What you need to do ▸ Copy all of the records below verbatim.

## start Supplied records

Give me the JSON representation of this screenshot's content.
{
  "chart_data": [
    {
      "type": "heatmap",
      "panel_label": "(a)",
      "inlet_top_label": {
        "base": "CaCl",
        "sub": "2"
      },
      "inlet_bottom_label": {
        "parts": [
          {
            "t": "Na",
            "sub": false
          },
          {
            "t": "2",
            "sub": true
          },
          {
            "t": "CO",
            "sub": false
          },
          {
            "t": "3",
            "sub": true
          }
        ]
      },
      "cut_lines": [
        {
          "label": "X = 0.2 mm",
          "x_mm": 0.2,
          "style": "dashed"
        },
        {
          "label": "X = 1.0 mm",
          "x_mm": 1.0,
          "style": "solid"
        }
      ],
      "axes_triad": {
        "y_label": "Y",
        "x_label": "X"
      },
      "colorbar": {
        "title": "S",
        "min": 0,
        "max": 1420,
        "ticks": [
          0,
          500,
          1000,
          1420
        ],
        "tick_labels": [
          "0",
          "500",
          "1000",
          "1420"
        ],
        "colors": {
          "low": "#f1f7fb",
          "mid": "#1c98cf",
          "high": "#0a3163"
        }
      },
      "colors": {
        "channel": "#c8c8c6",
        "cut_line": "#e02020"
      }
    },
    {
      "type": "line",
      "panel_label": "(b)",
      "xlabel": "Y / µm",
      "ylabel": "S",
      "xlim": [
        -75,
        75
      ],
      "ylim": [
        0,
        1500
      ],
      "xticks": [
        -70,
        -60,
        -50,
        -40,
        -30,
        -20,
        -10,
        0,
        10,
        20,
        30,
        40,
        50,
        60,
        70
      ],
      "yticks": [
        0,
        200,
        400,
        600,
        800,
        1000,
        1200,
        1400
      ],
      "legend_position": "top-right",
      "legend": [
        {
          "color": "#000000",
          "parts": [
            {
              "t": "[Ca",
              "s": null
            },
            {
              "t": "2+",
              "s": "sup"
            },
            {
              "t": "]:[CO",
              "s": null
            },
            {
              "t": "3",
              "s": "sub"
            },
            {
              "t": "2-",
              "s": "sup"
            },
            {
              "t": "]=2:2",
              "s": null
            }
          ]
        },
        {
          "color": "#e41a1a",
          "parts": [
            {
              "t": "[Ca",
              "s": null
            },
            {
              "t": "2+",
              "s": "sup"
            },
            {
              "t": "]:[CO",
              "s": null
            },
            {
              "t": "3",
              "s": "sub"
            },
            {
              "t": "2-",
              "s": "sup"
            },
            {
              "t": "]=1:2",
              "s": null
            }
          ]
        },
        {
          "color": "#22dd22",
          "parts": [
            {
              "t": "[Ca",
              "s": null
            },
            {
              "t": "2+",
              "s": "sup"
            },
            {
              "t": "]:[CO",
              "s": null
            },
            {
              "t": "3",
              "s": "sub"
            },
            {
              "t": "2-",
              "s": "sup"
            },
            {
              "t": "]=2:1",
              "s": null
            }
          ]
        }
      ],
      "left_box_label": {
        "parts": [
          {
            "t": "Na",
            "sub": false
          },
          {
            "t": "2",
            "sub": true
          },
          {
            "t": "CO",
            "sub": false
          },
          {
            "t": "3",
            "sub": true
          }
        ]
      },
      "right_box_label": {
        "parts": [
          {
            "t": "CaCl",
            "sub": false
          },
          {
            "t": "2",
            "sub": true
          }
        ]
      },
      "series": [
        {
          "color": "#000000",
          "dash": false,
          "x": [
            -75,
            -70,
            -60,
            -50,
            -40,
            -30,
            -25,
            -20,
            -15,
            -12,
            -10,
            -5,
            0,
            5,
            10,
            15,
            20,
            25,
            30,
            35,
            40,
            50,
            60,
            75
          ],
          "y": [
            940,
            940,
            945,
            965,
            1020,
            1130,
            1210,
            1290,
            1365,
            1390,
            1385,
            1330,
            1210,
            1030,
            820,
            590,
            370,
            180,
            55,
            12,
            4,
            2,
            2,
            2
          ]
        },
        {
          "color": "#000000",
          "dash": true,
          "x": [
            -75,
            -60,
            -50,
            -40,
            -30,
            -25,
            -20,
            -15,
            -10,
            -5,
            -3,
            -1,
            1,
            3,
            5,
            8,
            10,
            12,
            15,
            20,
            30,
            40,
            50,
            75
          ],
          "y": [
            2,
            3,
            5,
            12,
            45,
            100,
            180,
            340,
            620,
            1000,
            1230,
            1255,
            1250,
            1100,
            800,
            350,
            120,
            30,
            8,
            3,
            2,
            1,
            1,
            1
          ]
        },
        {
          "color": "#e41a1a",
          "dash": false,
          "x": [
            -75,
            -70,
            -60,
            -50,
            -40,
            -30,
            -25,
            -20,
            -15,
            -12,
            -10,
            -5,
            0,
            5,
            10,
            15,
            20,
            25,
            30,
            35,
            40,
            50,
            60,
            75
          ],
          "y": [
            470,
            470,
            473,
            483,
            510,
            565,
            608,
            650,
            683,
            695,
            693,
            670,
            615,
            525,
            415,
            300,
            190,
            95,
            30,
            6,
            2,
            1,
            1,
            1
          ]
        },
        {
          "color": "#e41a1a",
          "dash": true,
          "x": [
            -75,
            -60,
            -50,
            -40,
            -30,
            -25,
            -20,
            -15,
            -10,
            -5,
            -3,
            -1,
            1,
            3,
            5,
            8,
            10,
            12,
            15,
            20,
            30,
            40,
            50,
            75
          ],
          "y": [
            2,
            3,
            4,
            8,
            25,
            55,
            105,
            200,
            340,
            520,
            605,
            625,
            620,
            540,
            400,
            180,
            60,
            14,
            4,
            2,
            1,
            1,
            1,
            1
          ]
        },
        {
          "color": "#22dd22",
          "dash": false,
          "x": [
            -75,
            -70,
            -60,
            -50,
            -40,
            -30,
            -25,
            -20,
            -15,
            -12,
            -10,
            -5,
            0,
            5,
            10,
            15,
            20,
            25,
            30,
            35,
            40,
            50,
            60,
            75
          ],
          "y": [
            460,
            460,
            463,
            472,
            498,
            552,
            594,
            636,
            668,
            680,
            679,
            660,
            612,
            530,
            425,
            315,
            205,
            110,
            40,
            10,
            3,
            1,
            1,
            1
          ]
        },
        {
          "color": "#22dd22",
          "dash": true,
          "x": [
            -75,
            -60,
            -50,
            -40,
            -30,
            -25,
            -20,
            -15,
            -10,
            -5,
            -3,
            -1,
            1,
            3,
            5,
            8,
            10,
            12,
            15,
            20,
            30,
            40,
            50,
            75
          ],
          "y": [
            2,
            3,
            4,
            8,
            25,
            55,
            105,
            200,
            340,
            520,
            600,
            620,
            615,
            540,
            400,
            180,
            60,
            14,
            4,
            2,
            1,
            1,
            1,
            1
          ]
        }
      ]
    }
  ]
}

## end Supplied records

Full response ▸
Give me the JSON representation of this screenshot's content.
{
  "chart_data": [
    {
      "type": "heatmap",
      "panel_label": "(a)",
      "inlet_top_label": {
        "base": "CaCl",
        "sub": "2"
      },
      "inlet_bottom_label": {
        "parts": [
          {
            "t": "Na",
            "sub": false
          },
          {
            "t": "2",
            "sub": true
          },
          {
            "t": "CO",
            "sub": false
          },
          {
            "t": "3",
            "sub": true
          }
        ]
      },
      "cut_lines": [
        {
          "label": "X = 0.2 mm",
          "x_mm": 0.2,
          "style": "dashed"
        },
        {
          "label": "X = 1.0 mm",
          "x_mm": 1.0,
          "style": "solid"
        }
      ],
      "axes_triad": {
        "y_label": "Y",
        "x_label": "X"
      },
      "colorbar": {
        "title": "S",
        "min": 0,
        "max": 1420,
        "ticks": [
          0,
          500,
          1000,
          1420
        ],
        "tick_labels": [
          "0",
          "500",
          "1000",
          "1420"
        ],
        "colors": {
          "low": "#f1f7fb",
          "mid": "#1c98cf",
          "high": "#0a3163"
        }
      },
      "colors": {
        "channel": "#c8c8c6",
        "cut_line": "#e02020"
      }
    },
    {
      "type": "line",
      "panel_label": "(b)",
      "xlabel": "Y / µm",
      "ylabel": "S",
      "xlim": [
        -75,
        75
      ],
      "ylim": [
        0,
        1500
      ],
      "xticks": [
        -70,
        -60,
        -50,
        -40,
        -30,
        -20,
        -10,
        0,
        10,
        20,
        30,
        40,
        50,
        60,
        70
      ],
      "yticks": [
        0,
        200,
        400,
        600,
        800,
        1000,
        1200,
        1400
      ],
      "legend_position": "top-right",
      "legend": [
        {
          "color": "#000000",
          "parts": [
            {
              "t": "[Ca",
              "s": null
            },
            {
              "t": "2+",
              "s": "sup"
            },
            {
              "t": "]:[CO",
              "s": null
            },
            {
              "t": "3",
              "s": "sub"
            },
            {
              "t": "2-",
              "s": "sup"
            },
            {
              "t": "]=2:2",
              "s": null
            }
          ]
        },
        {
          "color": "#e41a1a",
          "parts": [
            {
              "t": "[Ca",
              "s": null
            },
            {
              "t": "2+",
              "s": "sup"
            },
            {
              "t": "]:[CO",
              "s": null
            },
            {
              "t": "3",
              "s": "sub"
            },
            {
              "t": "2-",
              "s": "sup"
            },
            {
              "t": "]=1:2",
              "s": null
            }
          ]
        },
        {
          "color": "#22dd22",
          "parts": [
            {
              "t": "[Ca",
              "s": null
            },
            {
              "t": "2+",
              "s": "sup"
            },
            {
              "t": "]:[CO",
              "s": null
            },
            {
              "t": "3",
              "s": "sub"
            },
            {
              "t": "2-",
              "s": "sup"
            },
            {
              "t": "]=2:1",
              "s": null
            }
          ]
        }
      ],
      "left_box_label": {
        "parts": [
          {
            "t": "Na",
            "sub": false
          },
          {
            "t": "2",
            "sub": true
          },
          {
            "t": "CO",
            "sub": false
          },
          {
            "t": "3",
            "sub": true
          }
        ]
      },
      "right_box_label": {
        "parts": [
          {
            "t": "CaCl",
            "sub": false
          },
          {
            "t": "2",
            "sub": true
          }
        ]
      },
      "series": [
        {
          "color": "#000000",
          "dash": false,
          "x": [
            -75,
            -70,
            -60,
            -50,
            -40,
            -30,
            -25,
            -20,
            -15,
            -12,
            -10,
            -5,
            0,
            5,
            10,
            15,
            20,
            25,
            30,
            35,
            40,
            50,
            60,
            75
          ],
          "y": [
            940,
            940,
            945,
            965,
            1020,
            1130,
            1210,
            1290,
            1365,
            1390,
            1385,
            1330,
            1210,
            1030,
            820,
            590,
            370,
            180,
            55,
            12,
            4,
            2,
            2,
            2
          ]
        },
        {
          "color": "#000000",
          "dash": true,
          "x": [
            -75,
            -60,
            -50,
            -40,
            -30,
            -25,
            -20,
            -15,
            -10,
            -5,
            -3,
            -1,
            1,
            3,
            5,
            8,
            10,
            12,
            15,
            20,
            30,
            40,
            50,
            75
          ],
          "y": [
            2,
            3,
            5,
            12,
            45,
            100,
            180,
            340,
            620,
            1000,
            1230,
            1255,
            1250,
            1100,
            800,
            350,
            120,
            30,
            8,
            3,
            2,
            1,
            1,
            1
          ]
        },
        {
          "color": "#e41a1a",
          "dash": false,
          "x": [
            -75,
            -70,
            -60,
            -50,
            -40,
            -30,
            -25,
            -20,
            -15,
            -12,
            -10,
            -5,
            0,
            5,
            10,
            15,
            20,
            25,
            30,
            35,
            40,
            50,
            60,
            75
          ],
          "y": [
            470,
            470,
            473,
            483,
            510,
            565,
            608,
            650,
            683,
            695,
            693,
            670,
            615,
            525,
            415,
            300,
            190,
            95,
            30,
            6,
            2,
            1,
            1,
            1
          ]
        },
        {
          "color": "#e41a1a",
          "dash": true,
          "x": [
            -75,
            -60,
            -50,
            -40,
            -30,
            -25,
            -20,
            -15,
            -10,
            -5,
            -3,
            -1,
            1,
            3,
            5,
            8,
            10,
            12,
            15,
            20,
            30,
            40,
            50,
            75
          ],
          "y": [
            2,
            3,
            4,
            8,
            25,
            55,
            105,
            200,
            340,
            520,
            605,
            625,
            620,
            540,
            400,
            180,
            60,
            14,
            4,
            2,
            1,
            1,
            1,
            1
          ]
        },
        {
          "color": "#22dd22",
          "dash": false,
          "x": [
            -75,
            -70,
            -60,
            -50,
            -40,
            -30,
            -25,
            -20,
            -15,
            -12,
            -10,
            -5,
            0,
            5,
            10,
            15,
            20,
            25,
            30,
            35,
            40,
            50,
            60,
            75
          ],
          "y": [
            460,
            460,
            463,
            472,
            498,
            552,
            594,
            636,
            668,
            680,
            679,
            660,
            612,
            530,
            425,
            315,
            205,
            110,
            40,
            10,
            3,
            1,
            1,
            1
          ]
        },
        {
          "color": "#22dd22",
          "dash": true,
          "x": [
            -75,
            -60,
            -50,
            -40,
            -30,
            -25,
            -20,
            -15,
            -10,
            -5,
            -3,
            -1,
            1,
            3,
            5,
            8,
            10,
            12,
            15,
            20,
            30,
            40,
            50,
            75
          ],
          "y": [
            2,
            3,
            4,
            8,
            25,
            55,
            105,
            200,
            340,
            520,
            600,
            620,
            615,
            540,
            400,
            180,
            60,
            14,
            4,
            2,
            1,
            1,
            1,
            1
          ]
        }
      ]
    }
  ]
}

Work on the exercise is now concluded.